--- begin DATA LISTING ---

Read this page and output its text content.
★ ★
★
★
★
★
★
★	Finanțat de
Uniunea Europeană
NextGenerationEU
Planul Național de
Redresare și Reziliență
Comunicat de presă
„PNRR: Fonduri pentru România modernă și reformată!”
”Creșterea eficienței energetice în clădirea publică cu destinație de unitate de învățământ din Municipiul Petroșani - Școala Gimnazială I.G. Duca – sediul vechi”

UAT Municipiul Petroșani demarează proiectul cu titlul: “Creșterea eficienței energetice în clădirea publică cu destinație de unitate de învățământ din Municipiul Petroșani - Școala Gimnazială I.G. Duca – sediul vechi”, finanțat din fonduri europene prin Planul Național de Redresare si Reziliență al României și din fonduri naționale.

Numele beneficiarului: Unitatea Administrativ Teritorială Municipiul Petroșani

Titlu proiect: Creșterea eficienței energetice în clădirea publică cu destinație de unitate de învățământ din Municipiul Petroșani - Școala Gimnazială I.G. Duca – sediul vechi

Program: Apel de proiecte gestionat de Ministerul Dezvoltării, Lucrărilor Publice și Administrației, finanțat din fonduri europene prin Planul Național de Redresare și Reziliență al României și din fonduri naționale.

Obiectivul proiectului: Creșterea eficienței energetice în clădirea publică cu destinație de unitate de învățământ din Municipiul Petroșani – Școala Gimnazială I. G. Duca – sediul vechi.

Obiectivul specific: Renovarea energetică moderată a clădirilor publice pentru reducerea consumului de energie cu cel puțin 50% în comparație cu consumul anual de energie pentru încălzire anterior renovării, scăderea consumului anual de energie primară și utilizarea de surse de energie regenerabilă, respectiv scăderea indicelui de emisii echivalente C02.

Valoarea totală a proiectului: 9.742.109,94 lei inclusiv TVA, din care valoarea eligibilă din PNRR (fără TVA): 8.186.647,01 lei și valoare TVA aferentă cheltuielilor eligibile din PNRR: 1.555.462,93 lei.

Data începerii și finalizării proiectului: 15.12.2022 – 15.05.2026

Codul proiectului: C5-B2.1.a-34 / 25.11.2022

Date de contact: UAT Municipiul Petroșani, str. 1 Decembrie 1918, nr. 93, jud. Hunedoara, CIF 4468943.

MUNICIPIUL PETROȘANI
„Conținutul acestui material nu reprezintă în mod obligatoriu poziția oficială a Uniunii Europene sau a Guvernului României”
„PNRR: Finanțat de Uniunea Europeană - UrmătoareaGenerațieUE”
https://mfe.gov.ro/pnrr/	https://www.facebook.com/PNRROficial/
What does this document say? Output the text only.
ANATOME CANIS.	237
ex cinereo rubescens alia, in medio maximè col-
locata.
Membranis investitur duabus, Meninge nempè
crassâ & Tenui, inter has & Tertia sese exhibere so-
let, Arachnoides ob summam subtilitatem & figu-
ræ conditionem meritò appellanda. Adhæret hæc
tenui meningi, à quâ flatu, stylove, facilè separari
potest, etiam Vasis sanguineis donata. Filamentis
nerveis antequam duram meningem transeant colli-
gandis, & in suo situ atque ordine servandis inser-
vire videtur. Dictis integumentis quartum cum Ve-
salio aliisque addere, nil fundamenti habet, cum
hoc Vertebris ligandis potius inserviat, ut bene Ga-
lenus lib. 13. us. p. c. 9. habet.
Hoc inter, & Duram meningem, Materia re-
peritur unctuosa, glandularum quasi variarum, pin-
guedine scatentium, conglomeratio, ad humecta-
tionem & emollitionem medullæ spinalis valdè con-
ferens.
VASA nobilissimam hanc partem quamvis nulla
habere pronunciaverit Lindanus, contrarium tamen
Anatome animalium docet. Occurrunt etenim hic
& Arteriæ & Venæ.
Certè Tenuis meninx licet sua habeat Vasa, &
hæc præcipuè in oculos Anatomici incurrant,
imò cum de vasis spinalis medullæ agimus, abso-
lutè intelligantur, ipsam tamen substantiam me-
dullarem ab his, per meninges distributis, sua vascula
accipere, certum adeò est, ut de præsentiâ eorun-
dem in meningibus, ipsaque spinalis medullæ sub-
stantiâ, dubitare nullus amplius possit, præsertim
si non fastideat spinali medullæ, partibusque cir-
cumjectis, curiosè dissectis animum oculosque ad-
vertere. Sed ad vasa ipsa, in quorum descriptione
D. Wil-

--- end DATA LISTING ---

Extract the complete listing verbatim.

§ FINAL RESULT
Read this page and output its text content.
★ ★
★
★
★
★
★
★	Finanțat de
Uniunea Europeană
NextGenerationEU
Planul Național de
Redresare și Reziliență
Comunicat de presă
„PNRR: Fonduri pentru România modernă și reformată!”
”Creșterea eficienței energetice în clădirea publică cu destinație de unitate de învățământ din Municipiul Petroșani - Școala Gimnazială I.G. Duca – sediul vechi”

UAT Municipiul Petroșani demarează proiectul cu titlul: “Creșterea eficienței energetice în clădirea publică cu destinație de unitate de învățământ din Municipiul Petroșani - Școala Gimnazială I.G. Duca – sediul vechi”, finanțat din fonduri europene prin Planul Național de Redresare si Reziliență al României și din fonduri naționale.

Numele beneficiarului: Unitatea Administrativ Teritorială Municipiul Petroșani

Titlu proiect: Creșterea eficienței energetice în clădirea publică cu destinație de unitate de învățământ din Municipiul Petroșani - Școala Gimnazială I.G. Duca – sediul vechi

Program: Apel de proiecte gestionat de Ministerul Dezvoltării, Lucrărilor Publice și Administrației, finanțat din fonduri europene prin Planul Național de Redresare și Reziliență al României și din fonduri naționale.

Obiectivul proiectului: Creșterea eficienței energetice în clădirea publică cu destinație de unitate de învățământ din Municipiul Petroșani – Școala Gimnazială I. G. Duca – sediul vechi.

Obiectivul specific: Renovarea energetică moderată a clădirilor publice pentru reducerea consumului de energie cu cel puțin 50% în comparație cu consumul anual de energie pentru încălzire anterior renovării, scăderea consumului anual de energie primară și utilizarea de surse de energie regenerabilă, respectiv scăderea indicelui de emisii echivalente C02.

Valoarea totală a proiectului: 9.742.109,94 lei inclusiv TVA, din care valoarea eligibilă din PNRR (fără TVA): 8.186.647,01 lei și valoare TVA aferentă cheltuielilor eligibile din PNRR: 1.555.462,93 lei.

Data începerii și finalizării proiectului: 15.12.2022 – 15.05.2026

Codul proiectului: C5-B2.1.a-34 / 25.11.2022

Date de contact: UAT Municipiul Petroșani, str. 1 Decembrie 1918, nr. 93, jud. Hunedoara, CIF 4468943.

MUNICIPIUL PETROȘANI
„Conținutul acestui material nu reprezintă în mod obligatoriu poziția oficială a Uniunii Europene sau a Guvernului României”
„PNRR: Finanțat de Uniunea Europeană - UrmătoareaGenerațieUE”
https://mfe.gov.ro/pnrr/	https://www.facebook.com/PNRROficial/
What does this document say? Output the text only.
ANATOME CANIS.	237
ex cinereo rubescens alia, in medio maximè col-
locata.
Membranis investitur duabus, Meninge nempè
crassâ & Tenui, inter has & Tertia sese exhibere so-
let, Arachnoides ob summam subtilitatem & figu-
ræ conditionem meritò appellanda. Adhæret hæc
tenui meningi, à quâ flatu, stylove, facilè separari
potest, etiam Vasis sanguineis donata. Filamentis
nerveis antequam duram meningem transeant colli-
gandis, & in suo situ atque ordine servandis inser-
vire videtur. Dictis integumentis quartum cum Ve-
salio aliisque addere, nil fundamenti habet, cum
hoc Vertebris ligandis potius inserviat, ut bene Ga-
lenus lib. 13. us. p. c. 9. habet.
Hoc inter, & Duram meningem, Materia re-
peritur unctuosa, glandularum quasi variarum, pin-
guedine scatentium, conglomeratio, ad humecta-
tionem & emollitionem medullæ spinalis valdè con-
ferens.
VASA nobilissimam hanc partem quamvis nulla
habere pronunciaverit Lindanus, contrarium tamen
Anatome animalium docet. Occurrunt etenim hic
& Arteriæ & Venæ.
Certè Tenuis meninx licet sua habeat Vasa, &
hæc præcipuè in oculos Anatomici incurrant,
imò cum de vasis spinalis medullæ agimus, abso-
lutè intelligantur, ipsam tamen substantiam me-
dullarem ab his, per meninges distributis, sua vascula
accipere, certum adeò est, ut de præsentiâ eorun-
dem in meningibus, ipsaque spinalis medullæ sub-
stantiâ, dubitare nullus amplius possit, præsertim
si non fastideat spinali medullæ, partibusque cir-
cumjectis, curiosè dissectis animum oculosque ad-
vertere. Sed ad vasa ipsa, in quorum descriptione
D. Wil-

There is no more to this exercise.